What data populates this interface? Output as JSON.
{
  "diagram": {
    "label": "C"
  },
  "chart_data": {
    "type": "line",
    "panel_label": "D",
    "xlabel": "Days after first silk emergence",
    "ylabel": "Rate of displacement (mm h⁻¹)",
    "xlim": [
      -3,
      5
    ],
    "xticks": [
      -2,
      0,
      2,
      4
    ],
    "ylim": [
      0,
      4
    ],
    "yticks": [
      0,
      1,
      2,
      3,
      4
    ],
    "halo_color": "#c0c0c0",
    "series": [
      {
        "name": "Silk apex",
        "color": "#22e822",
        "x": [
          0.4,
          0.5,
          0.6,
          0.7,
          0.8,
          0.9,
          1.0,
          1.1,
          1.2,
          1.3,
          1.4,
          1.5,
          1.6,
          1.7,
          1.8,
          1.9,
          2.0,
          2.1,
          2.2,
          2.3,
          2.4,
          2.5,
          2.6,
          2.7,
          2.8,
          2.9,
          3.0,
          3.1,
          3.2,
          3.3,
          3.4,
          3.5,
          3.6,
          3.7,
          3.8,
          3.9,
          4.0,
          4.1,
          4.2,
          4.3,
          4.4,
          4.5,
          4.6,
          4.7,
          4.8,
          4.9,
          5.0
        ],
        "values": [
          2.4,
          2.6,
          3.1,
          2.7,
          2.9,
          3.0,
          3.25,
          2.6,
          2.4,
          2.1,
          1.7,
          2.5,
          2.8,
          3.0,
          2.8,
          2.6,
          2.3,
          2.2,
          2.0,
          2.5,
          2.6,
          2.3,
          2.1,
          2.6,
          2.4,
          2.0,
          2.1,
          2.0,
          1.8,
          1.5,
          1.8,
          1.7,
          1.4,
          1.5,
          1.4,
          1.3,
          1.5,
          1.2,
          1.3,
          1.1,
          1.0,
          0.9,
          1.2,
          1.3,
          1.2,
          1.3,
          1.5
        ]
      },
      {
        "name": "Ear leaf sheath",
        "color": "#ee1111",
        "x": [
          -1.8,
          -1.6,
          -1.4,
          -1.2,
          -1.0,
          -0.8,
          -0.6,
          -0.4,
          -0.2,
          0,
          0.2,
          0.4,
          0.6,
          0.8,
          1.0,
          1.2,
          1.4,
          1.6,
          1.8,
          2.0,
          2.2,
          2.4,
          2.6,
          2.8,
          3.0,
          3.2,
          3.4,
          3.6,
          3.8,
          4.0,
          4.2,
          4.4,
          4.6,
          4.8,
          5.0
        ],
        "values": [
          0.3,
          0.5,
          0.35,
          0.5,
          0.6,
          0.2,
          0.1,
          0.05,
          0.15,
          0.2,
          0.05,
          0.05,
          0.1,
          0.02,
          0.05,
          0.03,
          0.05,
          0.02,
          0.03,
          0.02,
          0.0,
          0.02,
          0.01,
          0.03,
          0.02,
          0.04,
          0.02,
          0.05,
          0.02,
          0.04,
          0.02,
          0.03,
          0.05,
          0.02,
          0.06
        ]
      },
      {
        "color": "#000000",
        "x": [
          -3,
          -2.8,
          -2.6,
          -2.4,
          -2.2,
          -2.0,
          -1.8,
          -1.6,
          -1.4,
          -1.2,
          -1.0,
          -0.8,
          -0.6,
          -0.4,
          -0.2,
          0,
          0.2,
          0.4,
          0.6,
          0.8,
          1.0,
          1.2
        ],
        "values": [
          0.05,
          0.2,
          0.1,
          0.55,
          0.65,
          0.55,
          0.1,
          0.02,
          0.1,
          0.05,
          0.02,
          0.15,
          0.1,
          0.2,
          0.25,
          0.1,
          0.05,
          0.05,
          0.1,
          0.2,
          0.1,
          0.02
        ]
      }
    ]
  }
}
----------------
* **TASK REQUIREMENTS**: Reproduce the full listing exactly.

* **THE SOLUTION**:
What data populates this interface? Output as JSON.
{
  "diagram": {
    "label": "C"
  },
  "chart_data": {
    "type": "line",
    "panel_label": "D",
    "xlabel": "Days after first silk emergence",
    "ylabel": "Rate of displacement (mm h⁻¹)",
    "xlim": [
      -3,
      5
    ],
    "xticks": [
      -2,
      0,
      2,
      4
    ],
    "ylim": [
      0,
      4
    ],
    "yticks": [
      0,
      1,
      2,
      3,
      4
    ],
    "halo_color": "#c0c0c0",
    "series": [
      {
        "name": "Silk apex",
        "color": "#22e822",
        "x": [
          0.4,
          0.5,
          0.6,
          0.7,
          0.8,
          0.9,
          1.0,
          1.1,
          1.2,
          1.3,
          1.4,
          1.5,
          1.6,
          1.7,
          1.8,
          1.9,
          2.0,
          2.1,
          2.2,
          2.3,
          2.4,
          2.5,
          2.6,
          2.7,
          2.8,
          2.9,
          3.0,
          3.1,
          3.2,
          3.3,
          3.4,
          3.5,
          3.6,
          3.7,
          3.8,
          3.9,
          4.0,
          4.1,
          4.2,
          4.3,
          4.4,
          4.5,
          4.6,
          4.7,
          4.8,
          4.9,
          5.0
        ],
        "values": [
          2.4,
          2.6,
          3.1,
          2.7,
          2.9,
          3.0,
          3.25,
          2.6,
          2.4,
          2.1,
          1.7,
          2.5,
          2.8,
          3.0,
          2.8,
          2.6,
          2.3,
          2.2,
          2.0,
          2.5,
          2.6,
          2.3,
          2.1,
          2.6,
          2.4,
          2.0,
          2.1,
          2.0,
          1.8,
          1.5,
          1.8,
          1.7,
          1.4,
          1.5,
          1.4,
          1.3,
          1.5,
          1.2,
          1.3,
          1.1,
          1.0,
          0.9,
          1.2,
          1.3,
          1.2,
          1.3,
          1.5
        ]
      },
      {
        "name": "Ear leaf sheath",
        "color": "#ee1111",
        "x": [
          -1.8,
          -1.6,
          -1.4,
          -1.2,
          -1.0,
          -0.8,
          -0.6,
          -0.4,
          -0.2,
          0,
          0.2,
          0.4,
          0.6,
          0.8,
          1.0,
          1.2,
          1.4,
          1.6,
          1.8,
          2.0,
          2.2,
          2.4,
          2.6,
          2.8,
          3.0,
          3.2,
          3.4,
          3.6,
          3.8,
          4.0,
          4.2,
          4.4,
          4.6,
          4.8,
          5.0
        ],
        "values": [
          0.3,
          0.5,
          0.35,
          0.5,
          0.6,
          0.2,
          0.1,
          0.05,
          0.15,
          0.2,
          0.05,
          0.05,
          0.1,
          0.02,
          0.05,
          0.03,
          0.05,
          0.02,
          0.03,
          0.02,
          0.0,
          0.02,
          0.01,
          0.03,
          0.02,
          0.04,
          0.02,
          0.05,
          0.02,
          0.04,
          0.02,
          0.03,
          0.05,
          0.02,
          0.06
        ]
      },
      {
        "color": "#000000",
        "x": [
          -3,
          -2.8,
          -2.6,
          -2.4,
          -2.2,
          -2.0,
          -1.8,
          -1.6,
          -1.4,
          -1.2,
          -1.0,
          -0.8,
          -0.6,
          -0.4,
          -0.2,
          0,
          0.2,
          0.4,
          0.6,
          0.8,
          1.0,
          1.2
        ],
        "values": [
          0.05,
          0.2,
          0.1,
          0.55,
          0.65,
          0.55,
          0.1,
          0.02,
          0.1,
          0.05,
          0.02,
          0.15,
          0.1,
          0.2,
          0.25,
          0.1,
          0.05,
          0.05,
          0.1,
          0.2,
          0.1,
          0.02
        ]
      }
    ]
  }
}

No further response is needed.